* Begin Material shown *
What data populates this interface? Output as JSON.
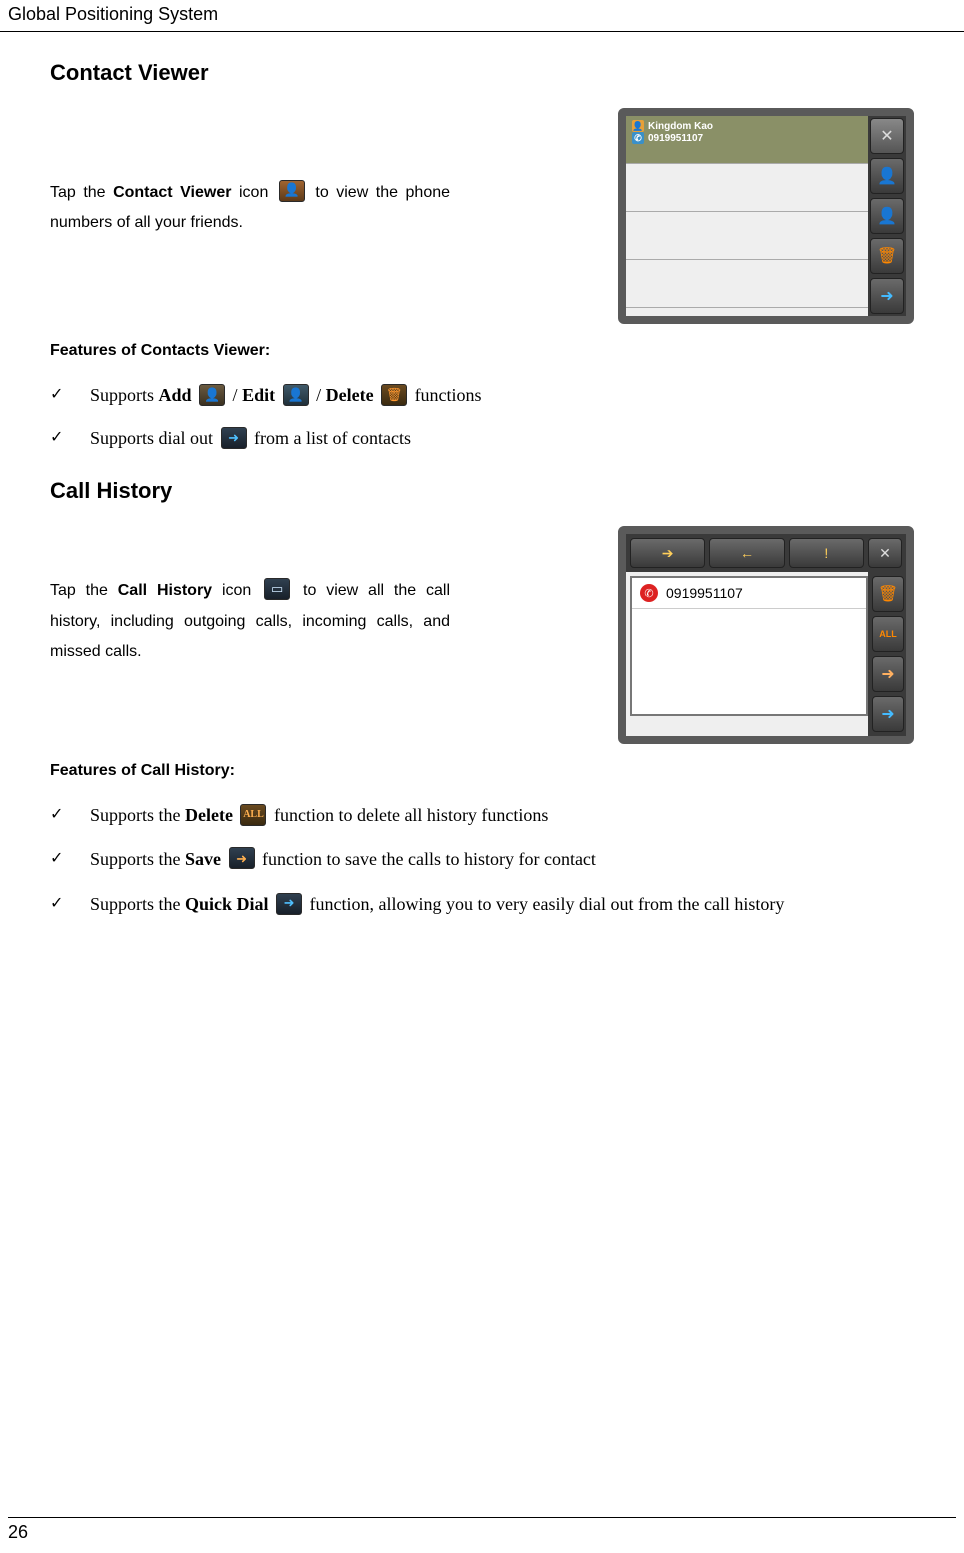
{
  "header": "Global Positioning System",
  "page_number": "26",
  "contact_viewer": {
    "title": "Contact Viewer",
    "para_pre": "Tap the ",
    "para_bold": "Contact Viewer",
    "para_mid": " icon ",
    "para_post": " to view the phone numbers of all your friends.",
    "features_heading": "Features of Contacts Viewer:",
    "feat1_pre": "Supports ",
    "feat1_add": "Add",
    "feat1_slash1": " / ",
    "feat1_edit": "Edit",
    "feat1_slash2": " / ",
    "feat1_del": "Delete",
    "feat1_post": " functions",
    "feat2_pre": "Supports dial out ",
    "feat2_post": " from a list of contacts",
    "screenshot": {
      "contact_name": "Kingdom Kao",
      "contact_number": "0919951107"
    }
  },
  "call_history": {
    "title": "Call History",
    "para_pre": "Tap the ",
    "para_bold": "Call History",
    "para_mid": " icon ",
    "para_post": " to view all the call history, including outgoing calls, incoming calls, and missed calls.",
    "features_heading": "Features of Call History:",
    "feat1_pre": "Supports the ",
    "feat1_bold": "Delete",
    "feat1_post": " function to delete all history functions",
    "feat2_pre": "Supports the ",
    "feat2_bold": "Save",
    "feat2_post": " function to save the calls to history for contact",
    "feat3_pre": "Supports the ",
    "feat3_bold": "Quick Dial",
    "feat3_post": " function, allowing you to very easily dial out from the call history",
    "screenshot": {
      "number": "0919951107",
      "delall": "ALL"
    }
  },
  "glyphs": {
    "contact": "👤",
    "plus": "＋",
    "pencil": "✎",
    "trash": "🗑",
    "arrow_right": "➜",
    "phone": "✆",
    "close": "✕",
    "arrow_out": "➔",
    "arrow_in": "←",
    "bang": "!",
    "card": "▭"
  }
}
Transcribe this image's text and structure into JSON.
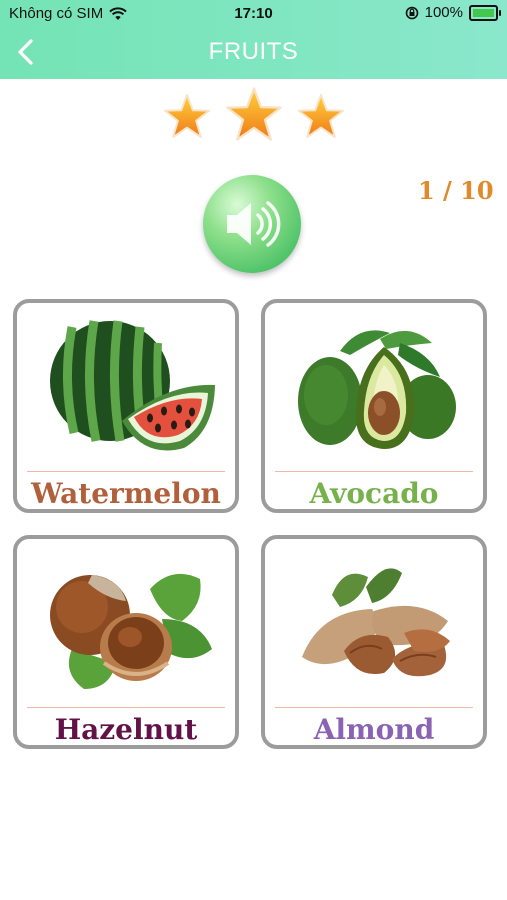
{
  "status_bar": {
    "carrier": "Không có SIM",
    "time": "17:10",
    "battery": "100%"
  },
  "header": {
    "title": "FRUITS"
  },
  "progress": {
    "stars_earned": 3,
    "counter": "1 / 10"
  },
  "cards": [
    {
      "label": "Watermelon",
      "label_color": "#b0613c",
      "image": "watermelon-image"
    },
    {
      "label": "Avocado",
      "label_color": "#77b14c",
      "image": "avocado-image"
    },
    {
      "label": "Hazelnut",
      "label_color": "#621246",
      "image": "hazelnut-image"
    },
    {
      "label": "Almond",
      "label_color": "#8a63b3",
      "image": "almond-image"
    }
  ],
  "colors": {
    "header_gradient_start": "#74e3b5",
    "header_gradient_end": "#8ae7cb",
    "counter": "#e08a2c",
    "star": "#f6a623",
    "sound_button": "#5fca6c"
  },
  "icons": {
    "back": "chevron-left-icon",
    "sound": "speaker-icon",
    "wifi": "wifi-icon",
    "orientation_lock": "rotation-lock-icon",
    "battery": "battery-icon"
  }
}
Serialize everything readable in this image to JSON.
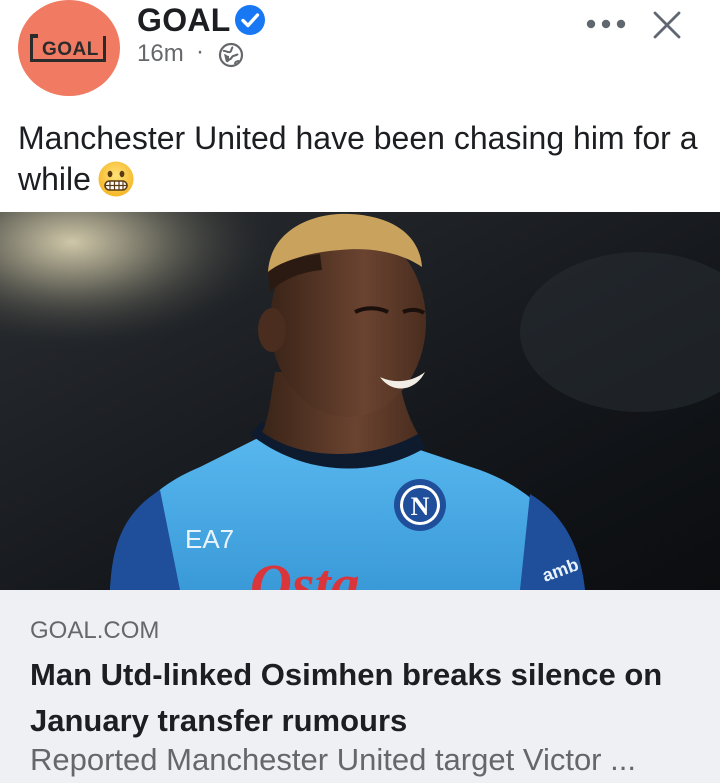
{
  "post": {
    "author": "GOAL",
    "avatar_logo_text": "GOAL",
    "time": "16m",
    "separator": "·",
    "caption": "Manchester United have been chasing him for a while"
  },
  "icons": {
    "verified": "verified-badge-icon",
    "audience": "globe-icon",
    "more": "more-options-icon",
    "close": "close-icon",
    "emoji": "grimacing-face-emoji"
  },
  "colors": {
    "avatar_bg": "#f07a62",
    "verified_blue": "#1877f2",
    "card_bg": "#eef0f3",
    "jersey_blue": "#3fa7e6"
  },
  "link_preview": {
    "domain": "GOAL.COM",
    "headline": "Man Utd-linked Osimhen breaks silence on January transfer rumours",
    "description": "Reported Manchester United target Victor ..."
  },
  "photo": {
    "jersey_brand": "EA7",
    "crest_letter": "N",
    "sponsor_partial": "Osta",
    "sleeve_partial": "amb"
  }
}
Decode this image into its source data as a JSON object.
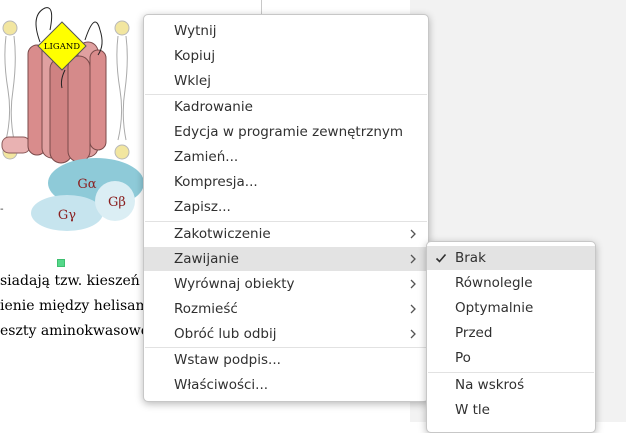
{
  "document": {
    "diagram": {
      "ligand_label": "LIGAND",
      "g_alpha": "Gα",
      "g_beta": "Gβ",
      "g_gamma": "Gγ"
    },
    "lines": [
      "siadają tzw. kieszeń w",
      "ienie między helisam",
      "eszty aminokwasowe "
    ]
  },
  "context_menu": {
    "items": [
      {
        "label": "Wytnij"
      },
      {
        "label": "Kopiuj"
      },
      {
        "label": "Wklej"
      },
      {
        "label": "Kadrowanie"
      },
      {
        "label": "Edycja w programie zewnętrznym"
      },
      {
        "label": "Zamień..."
      },
      {
        "label": "Kompresja..."
      },
      {
        "label": "Zapisz..."
      },
      {
        "label": "Zakotwiczenie"
      },
      {
        "label": "Zawijanie"
      },
      {
        "label": "Wyrównaj obiekty"
      },
      {
        "label": "Rozmieść"
      },
      {
        "label": "Obróć lub odbij"
      },
      {
        "label": "Wstaw podpis..."
      },
      {
        "label": "Właściwości..."
      }
    ]
  },
  "wrap_submenu": {
    "items": [
      {
        "label": "Brak",
        "checked": true
      },
      {
        "label": "Równolegle"
      },
      {
        "label": "Optymalnie"
      },
      {
        "label": "Przed"
      },
      {
        "label": "Po"
      },
      {
        "label": "Na wskroś"
      },
      {
        "label": "W tle"
      }
    ]
  },
  "colors": {
    "highlight": "#e3e3e3",
    "cylinder": "#d98c8c",
    "ligand": "#ffff00",
    "g_alpha": "#8ecad8",
    "g_gamma": "#c6e4ee"
  }
}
* End Material shown *
Give an exact reproduction of every line, leaving out any picture.

▶ Result of this task:
What data populates this interface? Output as JSON.
{
  "header": "Global Positioning System",
  "page_number": "26",
  "contact_viewer": {
    "title": "Contact Viewer",
    "para_pre": "Tap the ",
    "para_bold": "Contact Viewer",
    "para_mid": " icon ",
    "para_post": " to view the phone numbers of all your friends.",
    "features_heading": "Features of Contacts Viewer:",
    "feat1_pre": "Supports ",
    "feat1_add": "Add",
    "feat1_slash1": " / ",
    "feat1_edit": "Edit",
    "feat1_slash2": " / ",
    "feat1_del": "Delete",
    "feat1_post": " functions",
    "feat2_pre": "Supports dial out ",
    "feat2_post": " from a list of contacts",
    "screenshot": {
      "contact_name": "Kingdom Kao",
      "contact_number": "0919951107"
    }
  },
  "call_history": {
    "title": "Call History",
    "para_pre": "Tap the ",
    "para_bold": "Call History",
    "para_mid": " icon ",
    "para_post": " to view all the call history, including outgoing calls, incoming calls, and missed calls.",
    "features_heading": "Features of Call History:",
    "feat1_pre": "Supports the ",
    "feat1_bold": "Delete",
    "feat1_post": " function to delete all history functions",
    "feat2_pre": "Supports the ",
    "feat2_bold": "Save",
    "feat2_post": " function to save the calls to history for contact",
    "feat3_pre": "Supports the ",
    "feat3_bold": "Quick Dial",
    "feat3_post": " function, allowing you to very easily dial out from the call history",
    "screenshot": {
      "number": "0919951107",
      "delall": "ALL"
    }
  },
  "glyphs": {
    "contact": "👤",
    "plus": "＋",
    "pencil": "✎",
    "trash": "🗑",
    "arrow_right": "➜",
    "phone": "✆",
    "close": "✕",
    "arrow_out": "➔",
    "arrow_in": "←",
    "bang": "!",
    "card": "▭"
  }
}
Transcribe this image's text and structure into JSON.
{
  "status_bar": {
    "carrier": "Không có SIM",
    "time": "17:10",
    "battery": "100%"
  },
  "header": {
    "title": "FRUITS"
  },
  "progress": {
    "stars_earned": 3,
    "counter": "1 / 10"
  },
  "cards": [
    {
      "label": "Watermelon",
      "label_color": "#b0613c",
      "image": "watermelon-image"
    },
    {
      "label": "Avocado",
      "label_color": "#77b14c",
      "image": "avocado-image"
    },
    {
      "label": "Hazelnut",
      "label_color": "#621246",
      "image": "hazelnut-image"
    },
    {
      "label": "Almond",
      "label_color": "#8a63b3",
      "image": "almond-image"
    }
  ],
  "colors": {
    "header_gradient_start": "#74e3b5",
    "header_gradient_end": "#8ae7cb",
    "counter": "#e08a2c",
    "star": "#f6a623",
    "sound_button": "#5fca6c"
  },
  "icons": {
    "back": "chevron-left-icon",
    "sound": "speaker-icon",
    "wifi": "wifi-icon",
    "orientation_lock": "rotation-lock-icon",
    "battery": "battery-icon"
  }
}
Serialize everything readable in this image to JSON.
{
  "post": {
    "author": "GOAL",
    "avatar_logo_text": "GOAL",
    "time": "16m",
    "separator": "·",
    "caption": "Manchester United have been chasing him for a while"
  },
  "icons": {
    "verified": "verified-badge-icon",
    "audience": "globe-icon",
    "more": "more-options-icon",
    "close": "close-icon",
    "emoji": "grimacing-face-emoji"
  },
  "colors": {
    "avatar_bg": "#f07a62",
    "verified_blue": "#1877f2",
    "card_bg": "#eef0f3",
    "jersey_blue": "#3fa7e6"
  },
  "link_preview": {
    "domain": "GOAL.COM",
    "headline": "Man Utd-linked Osimhen breaks silence on January transfer rumours",
    "description": "Reported Manchester United target Victor ..."
  },
  "photo": {
    "jersey_brand": "EA7",
    "crest_letter": "N",
    "sponsor_partial": "Osta",
    "sleeve_partial": "amb"
  }
}
Decode this image into its source data as a JSON object.
{
  "document": {
    "diagram": {
      "ligand_label": "LIGAND",
      "g_alpha": "Gα",
      "g_beta": "Gβ",
      "g_gamma": "Gγ"
    },
    "lines": [
      "siadają tzw. kieszeń w",
      "ienie między helisam",
      "eszty aminokwasowe "
    ]
  },
  "context_menu": {
    "items": [
      {
        "label": "Wytnij"
      },
      {
        "label": "Kopiuj"
      },
      {
        "label": "Wklej"
      },
      {
        "label": "Kadrowanie"
      },
      {
        "label": "Edycja w programie zewnętrznym"
      },
      {
        "label": "Zamień..."
      },
      {
        "label": "Kompresja..."
      },
      {
        "label": "Zapisz..."
      },
      {
        "label": "Zakotwiczenie"
      },
      {
        "label": "Zawijanie"
      },
      {
        "label": "Wyrównaj obiekty"
      },
      {
        "label": "Rozmieść"
      },
      {
        "label": "Obróć lub odbij"
      },
      {
        "label": "Wstaw podpis..."
      },
      {
        "label": "Właściwości..."
      }
    ]
  },
  "wrap_submenu": {
    "items": [
      {
        "label": "Brak",
        "checked": true
      },
      {
        "label": "Równolegle"
      },
      {
        "label": "Optymalnie"
      },
      {
        "label": "Przed"
      },
      {
        "label": "Po"
      },
      {
        "label": "Na wskroś"
      },
      {
        "label": "W tle"
      }
    ]
  },
  "colors": {
    "highlight": "#e3e3e3",
    "cylinder": "#d98c8c",
    "ligand": "#ffff00",
    "g_alpha": "#8ecad8",
    "g_gamma": "#c6e4ee"
  }
}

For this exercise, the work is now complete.